WORK TO COMPLETE ▸
Take each line containing "avec" and report it exactly as written.

DATA SUPPLIED ▸
▬▬▬
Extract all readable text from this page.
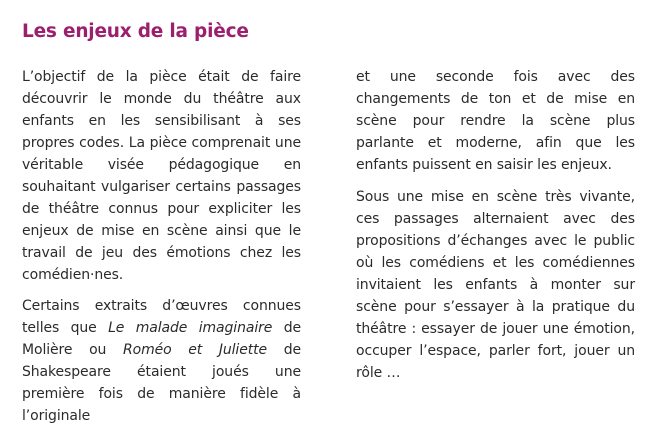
Les enjeux de la pièce

L’objectif de la pièce était de faire découvrir le monde du théâtre aux enfants en les sensibilisant à ses propres codes. La pièce comprenait une véritable visée pédagogique en souhaitant vulgariser certains passages de théâtre connus pour expliciter les enjeux de mise en scène ainsi que le travail de jeu des émotions chez les comédien·nes.

Certains extraits d’œuvres connues telles que Le malade imaginaire de Molière ou Roméo et Juliette de Shakespeare étaient joués une première fois de manière fidèle à l’originale

et une seconde fois avec des changements de ton et de mise en scène pour rendre la scène plus parlante et moderne, afin que les enfants puissent en saisir les enjeux.

Sous une mise en scène très vivante, ces passages alternaient avec des propositions d’échanges avec le public où les comédiens et les comédiennes invitaient les enfants à monter sur scène pour s’essayer à la pratique du théâtre : essayer de jouer une émotion, occuper l’espace, parler fort, jouer un rôle …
▬▬▬
WRITTEN ANSWER ▸
et une seconde fois avec des changements de ton et de mise en scène pour rendre la scène plus parlante et moderne, afin que les enfants puissent en saisir les enjeux.
Sous une mise en scène très vivante, ces passages alternaient avec des propositions d’échanges avec le public où les comédiens et les comédiennes invitaient les enfants à monter sur scène pour s’essayer à la pratique du théâtre : essayer de jouer une émotion, occuper l’espace, parler fort, jouer un rôle …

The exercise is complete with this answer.